*Exercise aim*
Identify the lines that contain the word "trash" and copy each one.
-- start of Dataset content --
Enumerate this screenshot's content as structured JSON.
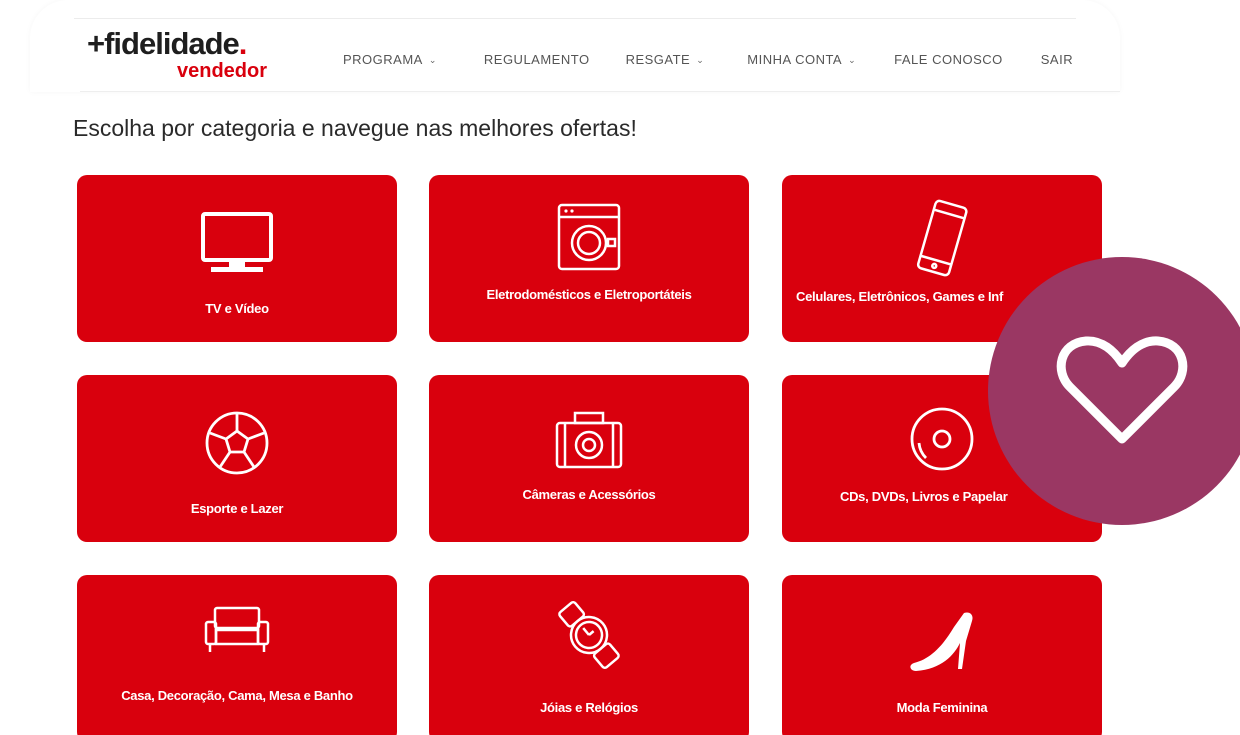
{
  "brand": {
    "name": "+fidelidade",
    "dot": ".",
    "sub": "vendedor",
    "accent": "#d9000d"
  },
  "nav": [
    {
      "label": "PROGRAMA",
      "has_menu": true
    },
    {
      "label": "REGULAMENTO",
      "has_menu": false
    },
    {
      "label": "RESGATE",
      "has_menu": true
    },
    {
      "label": "MINHA CONTA",
      "has_menu": true
    },
    {
      "label": "FALE CONOSCO",
      "has_menu": false
    },
    {
      "label": "SAIR",
      "has_menu": false
    }
  ],
  "headline": "Escolha por categoria e navegue nas melhores ofertas!",
  "categories": [
    {
      "label": "TV e Vídeo",
      "icon": "tv-icon"
    },
    {
      "label": "Eletrodomésticos e Eletroportáteis",
      "icon": "washing-machine-icon"
    },
    {
      "label": "Celulares, Eletrônicos, Games e Inf",
      "icon": "smartphone-icon"
    },
    {
      "label": "Esporte e Lazer",
      "icon": "soccer-ball-icon"
    },
    {
      "label": "Câmeras e Acessórios",
      "icon": "camera-icon"
    },
    {
      "label": "CDs, DVDs, Livros e Papelar",
      "icon": "disc-icon"
    },
    {
      "label": "Casa, Decoração, Cama, Mesa e Banho",
      "icon": "sofa-icon"
    },
    {
      "label": "Jóias e Relógios",
      "icon": "watch-icon"
    },
    {
      "label": "Moda Feminina",
      "icon": "high-heel-icon"
    }
  ],
  "favorite_badge": {
    "icon": "heart-icon",
    "color": "#9a3763"
  }
}
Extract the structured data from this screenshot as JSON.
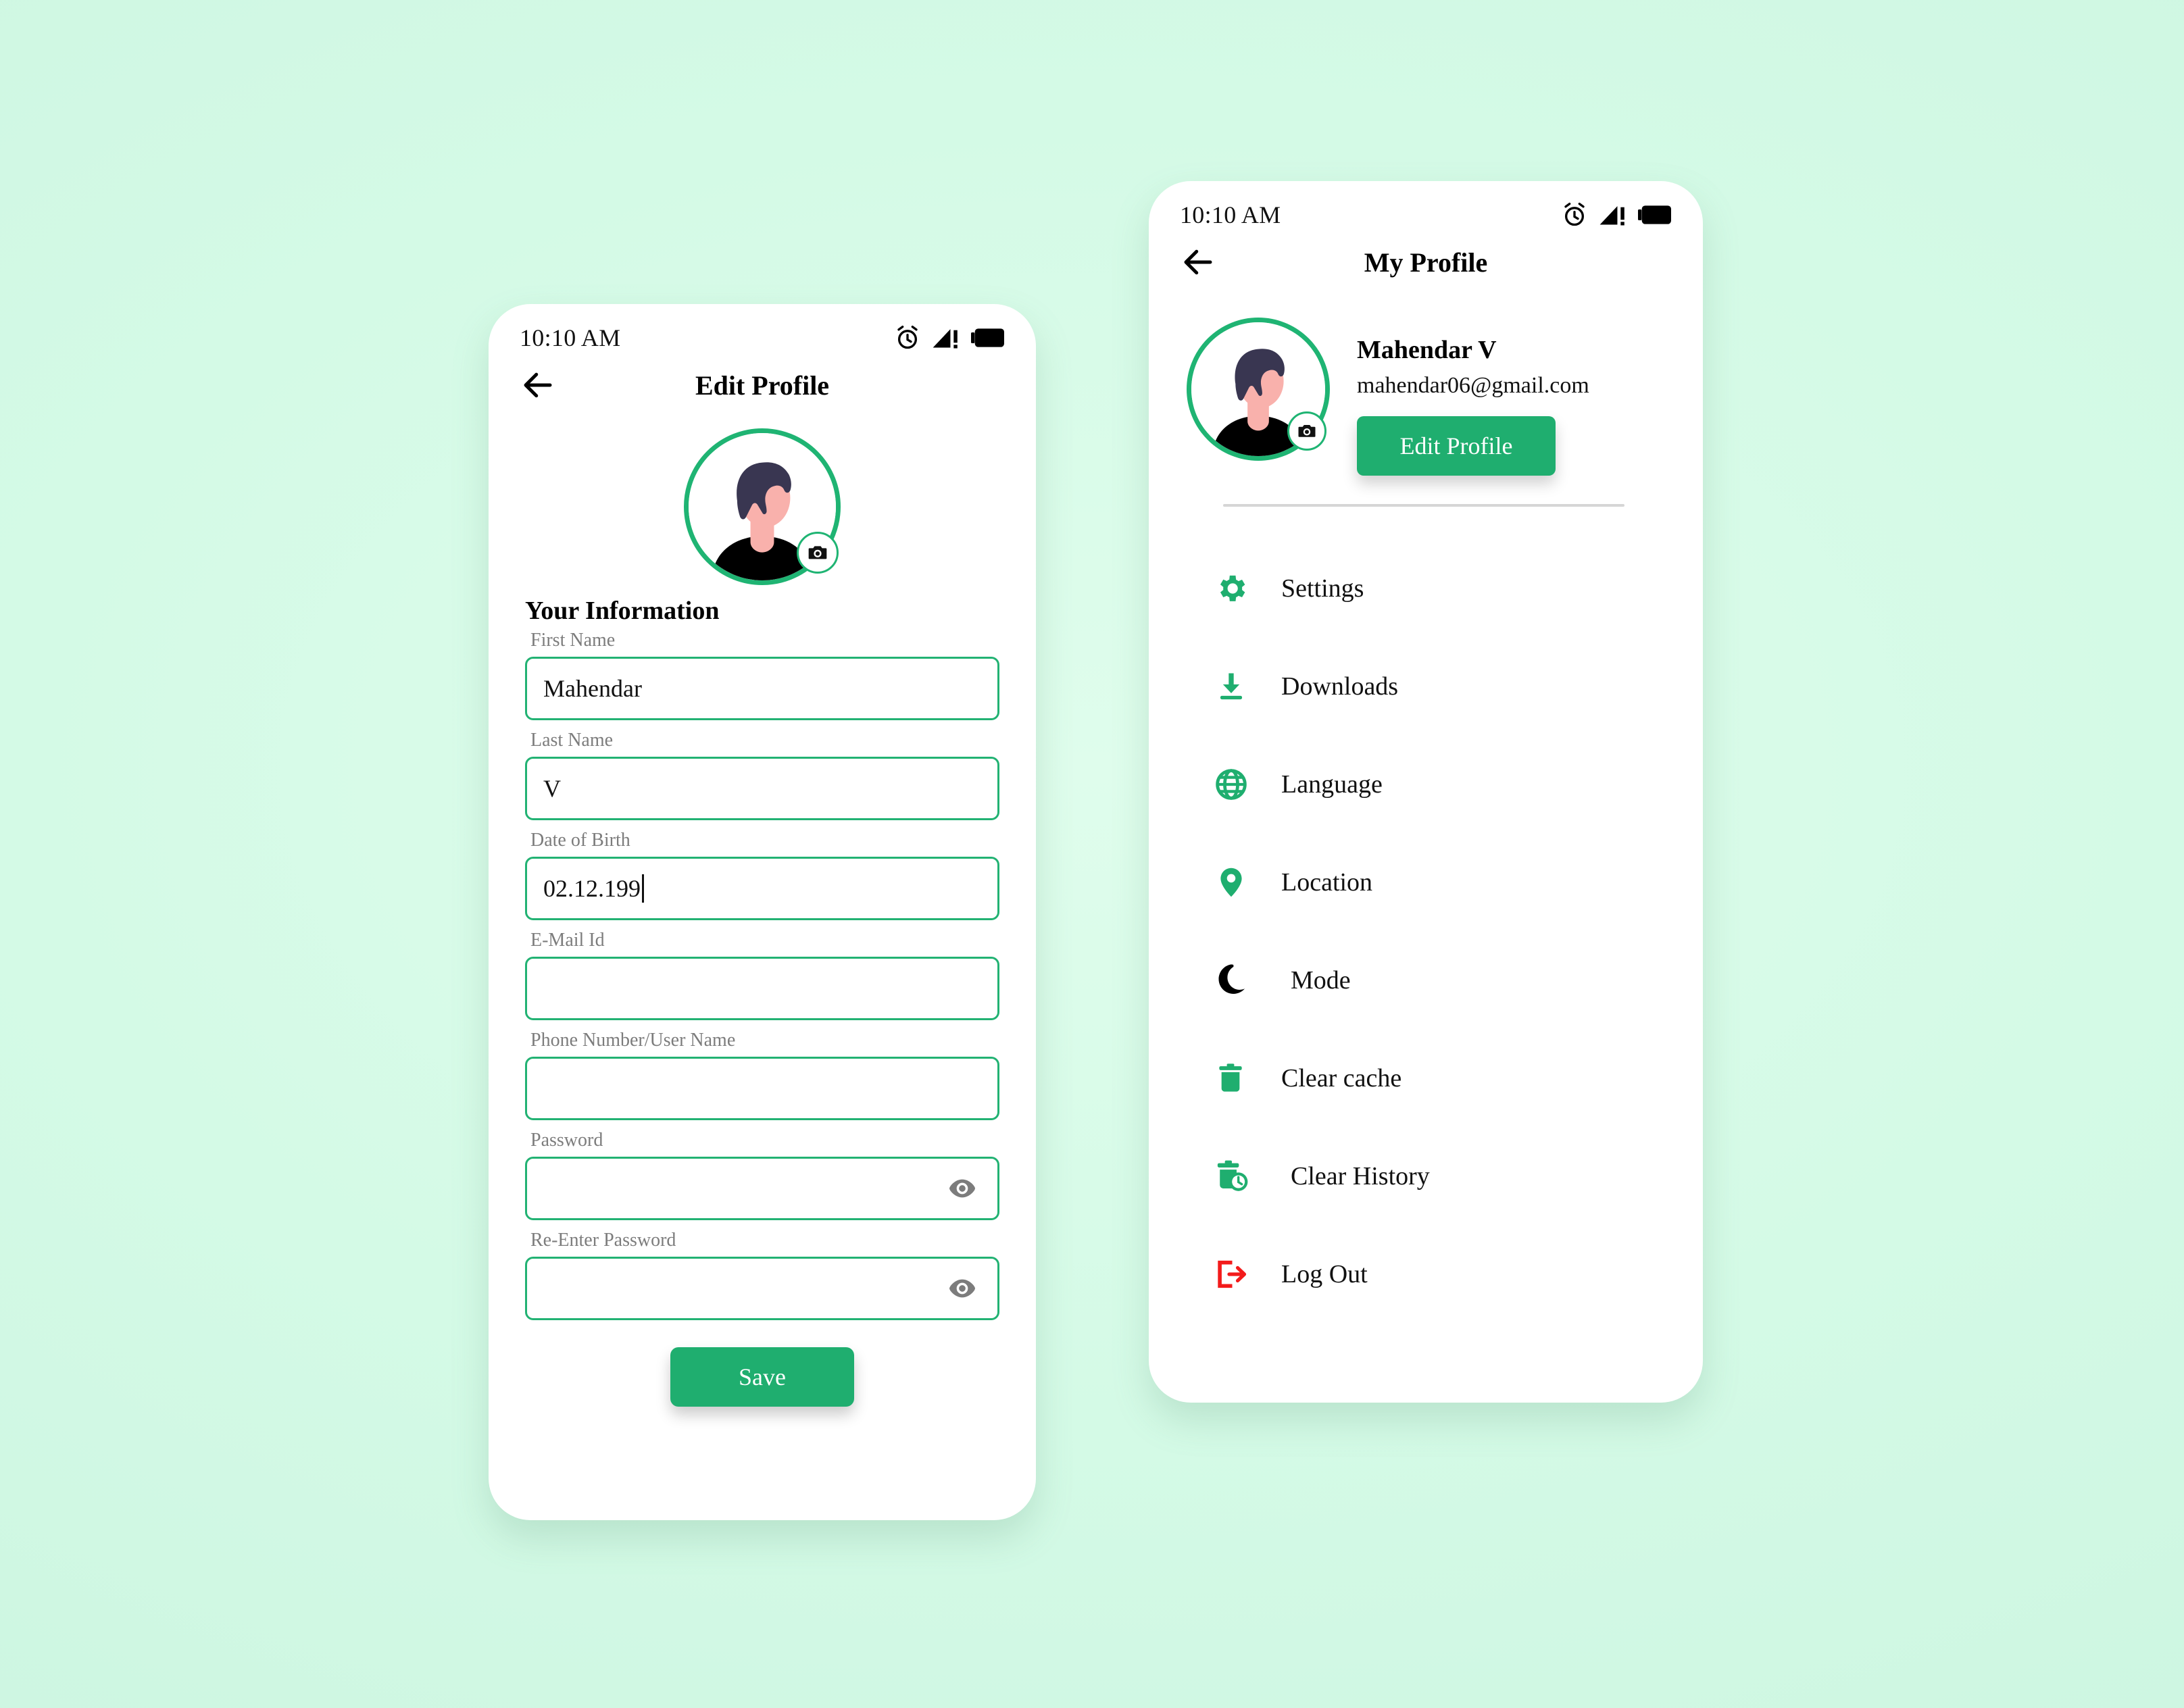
{
  "theme": {
    "background": "#d7fce8",
    "accent_green": "#1fae6f",
    "border_green": "#22b273",
    "logout_red": "#f31b1b",
    "label_gray": "#7c7c7c",
    "divider_gray": "#d6d6d6"
  },
  "edit_profile_screen": {
    "status_bar": {
      "time": "10:10 AM",
      "icons": [
        "alarm-icon",
        "signal-warning-icon",
        "battery-icon"
      ]
    },
    "app_bar": {
      "back_icon": "arrow-left-icon",
      "title": "Edit Profile"
    },
    "avatar": {
      "icon": "avatar-illustration",
      "camera_badge_icon": "camera-icon"
    },
    "section_title": "Your Information",
    "fields": [
      {
        "label": "First  Name",
        "value": "Mahendar",
        "placeholder": "",
        "caret": false,
        "has_eye": false
      },
      {
        "label": "Last  Name",
        "value": "V",
        "placeholder": "",
        "caret": false,
        "has_eye": false
      },
      {
        "label": "Date of Birth",
        "value": "02.12.199",
        "placeholder": "",
        "caret": true,
        "has_eye": false
      },
      {
        "label": "E-Mail Id",
        "value": "",
        "placeholder": "",
        "caret": false,
        "has_eye": false
      },
      {
        "label": "Phone Number/User Name",
        "value": "",
        "placeholder": "",
        "caret": false,
        "has_eye": false
      },
      {
        "label": "Password",
        "value": "",
        "placeholder": "",
        "caret": false,
        "has_eye": true
      },
      {
        "label": "Re-Enter Password",
        "value": "",
        "placeholder": "",
        "caret": false,
        "has_eye": true
      }
    ],
    "save_label": "Save"
  },
  "my_profile_screen": {
    "status_bar": {
      "time": "10:10 AM",
      "icons": [
        "alarm-icon",
        "signal-warning-icon",
        "battery-icon"
      ]
    },
    "app_bar": {
      "back_icon": "arrow-left-icon",
      "title": "My Profile"
    },
    "avatar": {
      "icon": "avatar-illustration",
      "camera_badge_icon": "camera-icon"
    },
    "user": {
      "name": "Mahendar V",
      "email": "mahendar06@gmail.com"
    },
    "edit_profile_label": "Edit Profile",
    "menu": [
      {
        "label": "Settings",
        "icon": "gear-icon",
        "color": "#1fae6f"
      },
      {
        "label": "Downloads",
        "icon": "download-icon",
        "color": "#1fae6f"
      },
      {
        "label": "Language",
        "icon": "globe-icon",
        "color": "#1fae6f"
      },
      {
        "label": "Location",
        "icon": "map-pin-icon",
        "color": "#1fae6f"
      },
      {
        "label": "Mode",
        "icon": "moon-icon",
        "color": "#000000"
      },
      {
        "label": "Clear cache",
        "icon": "trash-icon",
        "color": "#1fae6f"
      },
      {
        "label": "Clear History",
        "icon": "trash-clock-icon",
        "color": "#1fae6f"
      },
      {
        "label": "Log Out",
        "icon": "logout-icon",
        "color": "#f31b1b"
      }
    ]
  }
}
-- end of Dataset content --
*Exercise response*
        "icon": "trash-icon",
        "icon": "trash-clock-icon",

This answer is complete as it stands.